_Requirement_
Pull out every line below holding the word "document".

Data records:

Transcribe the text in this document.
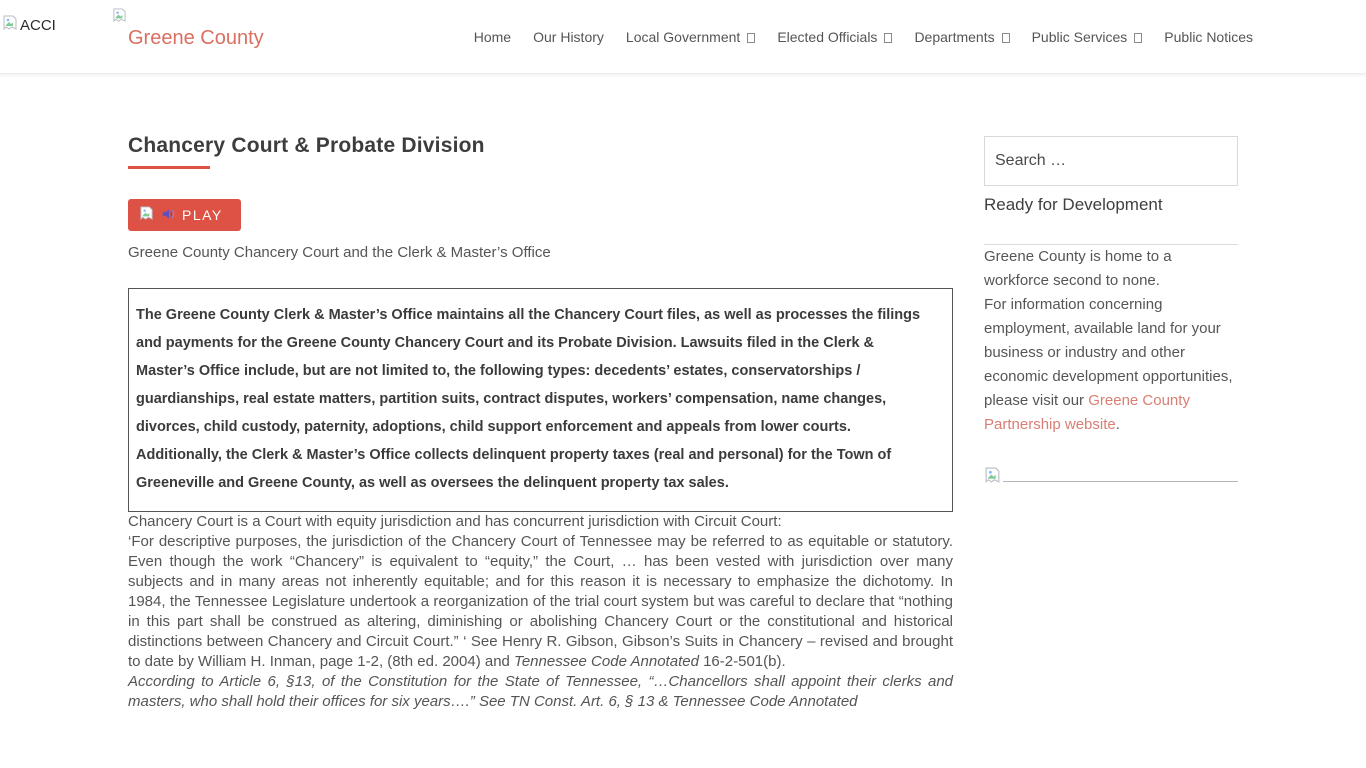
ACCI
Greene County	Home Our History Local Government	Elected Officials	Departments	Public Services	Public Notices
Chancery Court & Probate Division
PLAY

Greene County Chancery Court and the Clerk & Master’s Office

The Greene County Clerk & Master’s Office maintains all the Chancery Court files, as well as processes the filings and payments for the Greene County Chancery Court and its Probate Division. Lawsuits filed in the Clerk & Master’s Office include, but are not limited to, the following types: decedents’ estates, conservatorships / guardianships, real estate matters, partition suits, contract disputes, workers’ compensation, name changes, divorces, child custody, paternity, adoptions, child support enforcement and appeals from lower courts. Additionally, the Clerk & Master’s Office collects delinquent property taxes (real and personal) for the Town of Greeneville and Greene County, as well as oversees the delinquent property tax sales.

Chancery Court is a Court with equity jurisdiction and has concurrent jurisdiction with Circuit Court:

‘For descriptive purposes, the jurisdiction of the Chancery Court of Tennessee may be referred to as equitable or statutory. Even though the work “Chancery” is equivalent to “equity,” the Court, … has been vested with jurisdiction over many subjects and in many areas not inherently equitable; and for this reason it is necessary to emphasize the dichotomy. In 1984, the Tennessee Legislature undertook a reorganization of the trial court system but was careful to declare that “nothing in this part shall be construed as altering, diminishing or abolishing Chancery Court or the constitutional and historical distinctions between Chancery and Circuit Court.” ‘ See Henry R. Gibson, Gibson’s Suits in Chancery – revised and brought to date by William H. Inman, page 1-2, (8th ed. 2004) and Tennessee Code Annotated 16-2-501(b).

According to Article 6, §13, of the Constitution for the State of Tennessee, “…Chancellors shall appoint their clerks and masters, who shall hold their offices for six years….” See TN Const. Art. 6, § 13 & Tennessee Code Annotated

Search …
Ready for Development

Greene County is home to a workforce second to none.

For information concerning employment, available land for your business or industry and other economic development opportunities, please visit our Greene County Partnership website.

* * *

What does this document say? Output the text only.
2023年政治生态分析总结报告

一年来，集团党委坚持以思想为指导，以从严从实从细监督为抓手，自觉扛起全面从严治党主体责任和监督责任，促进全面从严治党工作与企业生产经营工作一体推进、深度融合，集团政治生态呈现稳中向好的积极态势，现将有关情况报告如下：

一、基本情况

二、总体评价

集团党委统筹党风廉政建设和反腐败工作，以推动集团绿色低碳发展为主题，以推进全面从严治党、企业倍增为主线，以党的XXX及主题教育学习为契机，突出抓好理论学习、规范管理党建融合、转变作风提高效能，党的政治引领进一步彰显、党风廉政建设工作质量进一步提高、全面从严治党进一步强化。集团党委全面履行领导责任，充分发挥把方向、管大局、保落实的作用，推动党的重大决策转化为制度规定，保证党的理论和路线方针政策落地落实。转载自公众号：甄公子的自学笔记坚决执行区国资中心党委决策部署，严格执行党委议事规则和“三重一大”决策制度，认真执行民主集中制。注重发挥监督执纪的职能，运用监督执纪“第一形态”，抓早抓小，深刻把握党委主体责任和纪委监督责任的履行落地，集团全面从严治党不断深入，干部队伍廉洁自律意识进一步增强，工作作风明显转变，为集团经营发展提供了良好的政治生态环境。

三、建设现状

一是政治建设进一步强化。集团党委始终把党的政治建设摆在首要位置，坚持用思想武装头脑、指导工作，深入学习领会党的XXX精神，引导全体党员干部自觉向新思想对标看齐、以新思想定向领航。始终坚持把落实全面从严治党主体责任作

_Result of this task_
Transcribe the text in this document.
What does this document say? Output the text only.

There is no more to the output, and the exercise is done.